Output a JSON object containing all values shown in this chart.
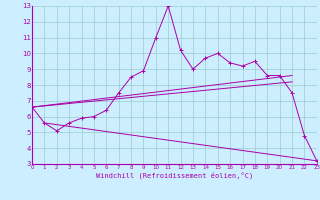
{
  "xlabel": "Windchill (Refroidissement éolien,°C)",
  "bg_color": "#cceeff",
  "line_color": "#aa00aa",
  "grid_color": "#99cccc",
  "xmin": 0,
  "xmax": 23,
  "ymin": 3,
  "ymax": 13,
  "main_line": {
    "x": [
      0,
      1,
      2,
      3,
      4,
      5,
      6,
      7,
      8,
      9,
      10,
      11,
      12,
      13,
      14,
      15,
      16,
      17,
      18,
      19,
      20,
      21,
      22,
      23
    ],
    "y": [
      6.6,
      5.6,
      5.1,
      5.6,
      5.9,
      6.0,
      6.4,
      7.5,
      8.5,
      8.9,
      11.0,
      13.0,
      10.2,
      9.0,
      9.7,
      10.0,
      9.4,
      9.2,
      9.5,
      8.6,
      8.6,
      7.5,
      4.8,
      3.2
    ]
  },
  "straight_lines": [
    {
      "x": [
        1,
        23
      ],
      "y": [
        5.6,
        3.2
      ]
    },
    {
      "x": [
        0,
        21
      ],
      "y": [
        6.6,
        8.6
      ]
    },
    {
      "x": [
        0,
        21
      ],
      "y": [
        6.6,
        8.2
      ]
    }
  ],
  "xtick_fontsize": 4.0,
  "ytick_fontsize": 5.0,
  "xlabel_fontsize": 5.0
}
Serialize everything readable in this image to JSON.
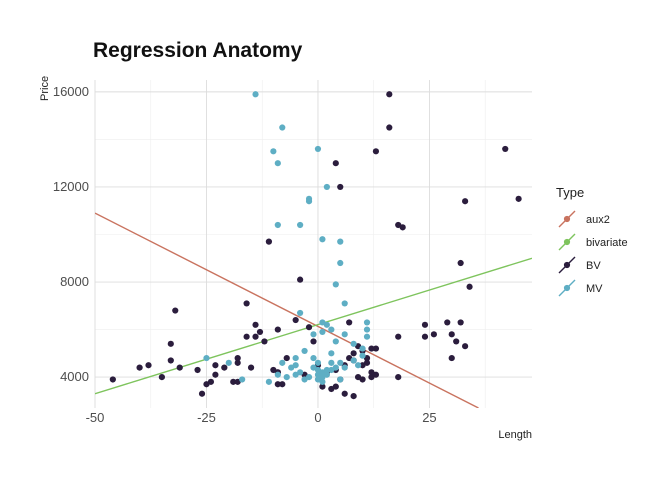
{
  "chart_data": {
    "type": "scatter",
    "title": "Regression Anatomy",
    "xlabel": "Length",
    "ylabel": "Price",
    "xlim": [
      -50,
      48
    ],
    "ylim": [
      2700,
      16500
    ],
    "x_ticks": [
      -50,
      -25,
      0,
      25
    ],
    "y_ticks": [
      4000,
      8000,
      12000,
      16000
    ],
    "x_tick_labels": [
      "-50",
      "-25",
      "0",
      "25"
    ],
    "y_tick_labels": [
      "4000",
      "8000",
      "12000",
      "16000"
    ],
    "grid": true,
    "legend": {
      "title": "Type",
      "position": "right",
      "entries": [
        {
          "label": "aux2",
          "color": "#c9735f"
        },
        {
          "label": "bivariate",
          "color": "#7ec45d"
        },
        {
          "label": "BV",
          "color": "#2b1d3d"
        },
        {
          "label": "MV",
          "color": "#5eaec4"
        }
      ]
    },
    "lines": [
      {
        "name": "aux2",
        "color": "#c9735f",
        "points": [
          [
            -50,
            10900
          ],
          [
            36,
            2700
          ]
        ]
      },
      {
        "name": "bivariate",
        "color": "#7ec45d",
        "points": [
          [
            -50,
            3300
          ],
          [
            48,
            9000
          ]
        ]
      }
    ],
    "series": [
      {
        "name": "BV",
        "color": "#2b1d3d",
        "points": [
          [
            -46,
            3900
          ],
          [
            -40,
            4400
          ],
          [
            -38,
            4500
          ],
          [
            -35,
            4000
          ],
          [
            -33,
            4700
          ],
          [
            -33,
            5400
          ],
          [
            -32,
            6800
          ],
          [
            -31,
            4400
          ],
          [
            -27,
            4300
          ],
          [
            -26,
            3300
          ],
          [
            -25,
            3700
          ],
          [
            -24,
            3800
          ],
          [
            -23,
            4500
          ],
          [
            -23,
            4100
          ],
          [
            -21,
            4400
          ],
          [
            -19,
            3800
          ],
          [
            -18,
            3800
          ],
          [
            -18,
            4600
          ],
          [
            -18,
            4800
          ],
          [
            -16,
            7100
          ],
          [
            -16,
            5700
          ],
          [
            -15,
            4400
          ],
          [
            -14,
            5700
          ],
          [
            -14,
            6200
          ],
          [
            -13,
            5900
          ],
          [
            -12,
            5500
          ],
          [
            -11,
            9700
          ],
          [
            -10,
            4300
          ],
          [
            -9,
            4200
          ],
          [
            -9,
            4200
          ],
          [
            -9,
            3700
          ],
          [
            -9,
            6000
          ],
          [
            -8,
            3700
          ],
          [
            -7,
            4800
          ],
          [
            -5,
            6400
          ],
          [
            -4,
            8100
          ],
          [
            -3,
            4100
          ],
          [
            -2,
            6100
          ],
          [
            -1,
            5500
          ],
          [
            0,
            4500
          ],
          [
            1,
            4100
          ],
          [
            1,
            3600
          ],
          [
            2,
            4200
          ],
          [
            3,
            3500
          ],
          [
            4,
            3600
          ],
          [
            4,
            4300
          ],
          [
            4,
            13000
          ],
          [
            5,
            12000
          ],
          [
            5,
            3900
          ],
          [
            6,
            3300
          ],
          [
            6,
            4500
          ],
          [
            7,
            4800
          ],
          [
            7,
            6300
          ],
          [
            8,
            4700
          ],
          [
            8,
            3200
          ],
          [
            8,
            5000
          ],
          [
            9,
            4000
          ],
          [
            9,
            5300
          ],
          [
            10,
            4500
          ],
          [
            10,
            3900
          ],
          [
            10,
            5100
          ],
          [
            11,
            4800
          ],
          [
            11,
            4600
          ],
          [
            12,
            5200
          ],
          [
            12,
            4200
          ],
          [
            12,
            4000
          ],
          [
            13,
            4100
          ],
          [
            13,
            13500
          ],
          [
            13,
            5200
          ],
          [
            16,
            15900
          ],
          [
            16,
            14500
          ],
          [
            18,
            10400
          ],
          [
            18,
            5700
          ],
          [
            18,
            4000
          ],
          [
            19,
            10300
          ],
          [
            24,
            6200
          ],
          [
            24,
            5700
          ],
          [
            26,
            5800
          ],
          [
            29,
            6300
          ],
          [
            30,
            5800
          ],
          [
            30,
            4800
          ],
          [
            31,
            5500
          ],
          [
            32,
            8800
          ],
          [
            32,
            6300
          ],
          [
            33,
            5300
          ],
          [
            33,
            11400
          ],
          [
            34,
            7800
          ],
          [
            42,
            13600
          ],
          [
            45,
            11500
          ]
        ]
      },
      {
        "name": "MV",
        "color": "#5eaec4",
        "points": [
          [
            -25,
            4800
          ],
          [
            -20,
            4600
          ],
          [
            -17,
            3900
          ],
          [
            -14,
            15900
          ],
          [
            -11,
            3800
          ],
          [
            -10,
            13500
          ],
          [
            -9,
            13000
          ],
          [
            -9,
            10400
          ],
          [
            -9,
            4100
          ],
          [
            -8,
            14500
          ],
          [
            -8,
            4600
          ],
          [
            -7,
            4000
          ],
          [
            -6,
            4400
          ],
          [
            -5,
            4500
          ],
          [
            -5,
            4800
          ],
          [
            -5,
            4100
          ],
          [
            -4,
            10400
          ],
          [
            -4,
            6700
          ],
          [
            -4,
            4200
          ],
          [
            -3,
            3900
          ],
          [
            -3,
            5100
          ],
          [
            -2,
            11400
          ],
          [
            -2,
            11500
          ],
          [
            -2,
            4000
          ],
          [
            -1,
            4400
          ],
          [
            -1,
            5800
          ],
          [
            -1,
            4800
          ],
          [
            0,
            13600
          ],
          [
            0,
            4600
          ],
          [
            0,
            4300
          ],
          [
            0,
            4100
          ],
          [
            0,
            3900
          ],
          [
            1,
            4200
          ],
          [
            1,
            6300
          ],
          [
            1,
            9800
          ],
          [
            1,
            5900
          ],
          [
            1,
            4000
          ],
          [
            1,
            3800
          ],
          [
            2,
            12000
          ],
          [
            2,
            6200
          ],
          [
            2,
            4100
          ],
          [
            2,
            4300
          ],
          [
            3,
            6000
          ],
          [
            3,
            5000
          ],
          [
            3,
            4600
          ],
          [
            3,
            4300
          ],
          [
            4,
            7900
          ],
          [
            4,
            5500
          ],
          [
            4,
            4400
          ],
          [
            5,
            9700
          ],
          [
            5,
            8800
          ],
          [
            5,
            4600
          ],
          [
            5,
            3900
          ],
          [
            6,
            7100
          ],
          [
            6,
            5800
          ],
          [
            6,
            4400
          ],
          [
            8,
            5400
          ],
          [
            8,
            4700
          ],
          [
            9,
            4500
          ],
          [
            10,
            5200
          ],
          [
            10,
            4900
          ],
          [
            11,
            6300
          ],
          [
            11,
            6000
          ],
          [
            11,
            5700
          ]
        ]
      }
    ]
  }
}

• **WHAT YOU SHOULD DO**
Where does the word "title" appear? Return each line that holds it.

• **EXERCISE RESPONSE**
    "title": "Regression Anatomy",
      "title": "Type",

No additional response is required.